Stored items
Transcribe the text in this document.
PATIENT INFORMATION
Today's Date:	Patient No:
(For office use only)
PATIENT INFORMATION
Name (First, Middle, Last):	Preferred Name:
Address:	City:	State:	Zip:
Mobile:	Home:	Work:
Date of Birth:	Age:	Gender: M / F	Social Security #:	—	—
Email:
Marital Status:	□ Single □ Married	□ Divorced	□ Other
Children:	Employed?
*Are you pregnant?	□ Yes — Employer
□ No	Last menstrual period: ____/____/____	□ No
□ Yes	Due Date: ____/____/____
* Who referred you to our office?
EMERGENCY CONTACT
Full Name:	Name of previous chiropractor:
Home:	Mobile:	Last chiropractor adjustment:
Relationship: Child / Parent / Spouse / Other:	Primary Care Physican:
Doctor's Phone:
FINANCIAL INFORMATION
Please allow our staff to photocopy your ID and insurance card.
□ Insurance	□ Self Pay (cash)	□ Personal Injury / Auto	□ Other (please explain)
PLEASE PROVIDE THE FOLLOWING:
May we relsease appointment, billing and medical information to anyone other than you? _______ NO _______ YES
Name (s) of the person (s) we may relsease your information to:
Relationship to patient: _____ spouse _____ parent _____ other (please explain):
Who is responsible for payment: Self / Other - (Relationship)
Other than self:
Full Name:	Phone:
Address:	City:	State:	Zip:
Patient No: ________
==
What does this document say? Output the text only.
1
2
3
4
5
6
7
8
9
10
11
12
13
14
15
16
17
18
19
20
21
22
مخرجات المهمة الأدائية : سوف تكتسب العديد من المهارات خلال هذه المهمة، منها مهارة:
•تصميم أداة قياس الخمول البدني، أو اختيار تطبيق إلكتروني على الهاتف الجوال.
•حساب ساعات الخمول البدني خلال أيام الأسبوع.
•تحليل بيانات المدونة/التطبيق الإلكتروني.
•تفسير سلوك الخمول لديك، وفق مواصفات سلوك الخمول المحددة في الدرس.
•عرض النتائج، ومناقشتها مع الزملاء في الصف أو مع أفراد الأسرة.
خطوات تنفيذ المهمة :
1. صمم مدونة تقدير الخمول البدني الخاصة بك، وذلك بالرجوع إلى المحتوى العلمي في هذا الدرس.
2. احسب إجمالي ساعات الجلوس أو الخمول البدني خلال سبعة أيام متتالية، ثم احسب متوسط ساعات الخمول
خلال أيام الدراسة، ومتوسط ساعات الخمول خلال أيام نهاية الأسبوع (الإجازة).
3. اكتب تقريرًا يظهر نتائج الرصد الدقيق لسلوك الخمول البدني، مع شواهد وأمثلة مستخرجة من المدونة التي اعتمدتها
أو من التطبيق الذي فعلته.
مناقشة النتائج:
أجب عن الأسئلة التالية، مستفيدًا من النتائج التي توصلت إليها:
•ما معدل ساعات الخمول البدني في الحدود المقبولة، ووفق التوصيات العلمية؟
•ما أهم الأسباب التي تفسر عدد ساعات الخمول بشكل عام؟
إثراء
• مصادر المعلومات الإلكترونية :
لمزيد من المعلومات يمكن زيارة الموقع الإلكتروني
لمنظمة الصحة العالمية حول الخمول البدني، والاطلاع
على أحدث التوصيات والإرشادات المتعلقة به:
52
...
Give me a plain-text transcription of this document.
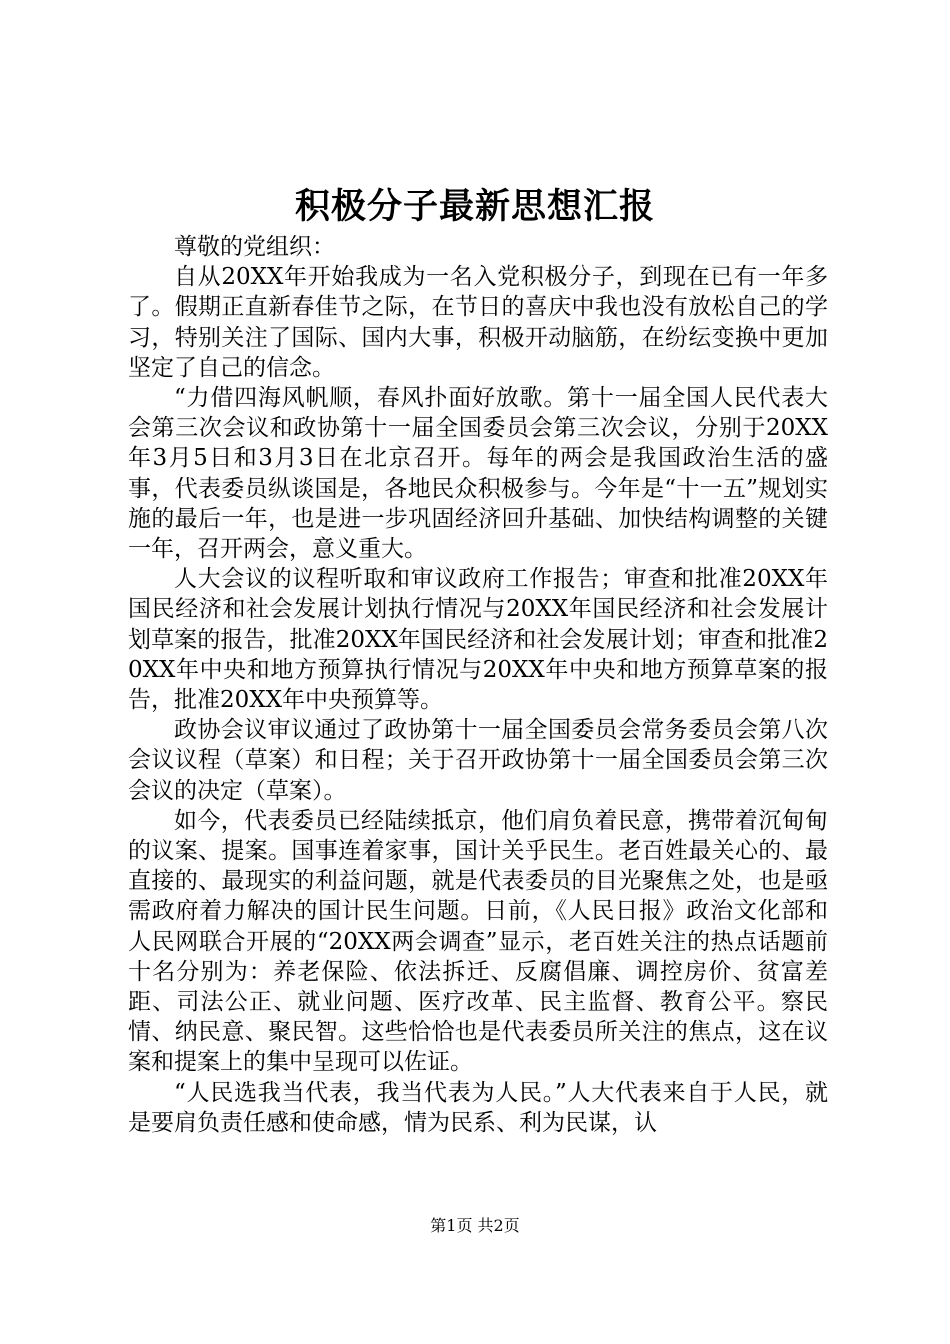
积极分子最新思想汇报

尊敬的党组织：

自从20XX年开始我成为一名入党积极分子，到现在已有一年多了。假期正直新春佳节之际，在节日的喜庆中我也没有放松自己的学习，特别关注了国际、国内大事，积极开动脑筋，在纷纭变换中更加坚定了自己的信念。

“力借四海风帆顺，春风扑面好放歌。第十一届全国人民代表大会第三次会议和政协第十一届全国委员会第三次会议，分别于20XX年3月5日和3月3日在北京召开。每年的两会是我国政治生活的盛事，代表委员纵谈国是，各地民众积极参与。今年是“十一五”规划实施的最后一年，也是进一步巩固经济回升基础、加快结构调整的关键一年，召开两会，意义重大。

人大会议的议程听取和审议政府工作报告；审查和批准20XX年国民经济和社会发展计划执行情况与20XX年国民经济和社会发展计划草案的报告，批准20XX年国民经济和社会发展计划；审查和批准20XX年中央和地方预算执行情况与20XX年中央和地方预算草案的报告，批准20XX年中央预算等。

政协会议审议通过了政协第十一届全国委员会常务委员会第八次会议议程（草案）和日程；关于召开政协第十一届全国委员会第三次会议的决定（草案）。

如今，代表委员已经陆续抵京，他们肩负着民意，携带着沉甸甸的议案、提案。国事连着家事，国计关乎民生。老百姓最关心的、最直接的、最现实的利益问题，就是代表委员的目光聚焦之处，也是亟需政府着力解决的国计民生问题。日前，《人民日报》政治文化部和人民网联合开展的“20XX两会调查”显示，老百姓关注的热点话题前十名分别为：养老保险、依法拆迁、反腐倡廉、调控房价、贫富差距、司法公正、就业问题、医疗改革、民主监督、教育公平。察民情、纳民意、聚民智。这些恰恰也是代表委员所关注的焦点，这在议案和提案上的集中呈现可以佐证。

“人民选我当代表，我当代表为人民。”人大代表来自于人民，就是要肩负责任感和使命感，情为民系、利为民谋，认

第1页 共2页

TASK DIRECTIONS
Copy every line above in which the string "النتائج" shows up.

ANSWER BELOW
•عرض النتائج، ومناقشتها مع الزملاء في الصف أو مع أفراد الأسرة.
مناقشة النتائج:
أجب عن الأسئلة التالية، مستفيدًا من النتائج التي توصلت إليها:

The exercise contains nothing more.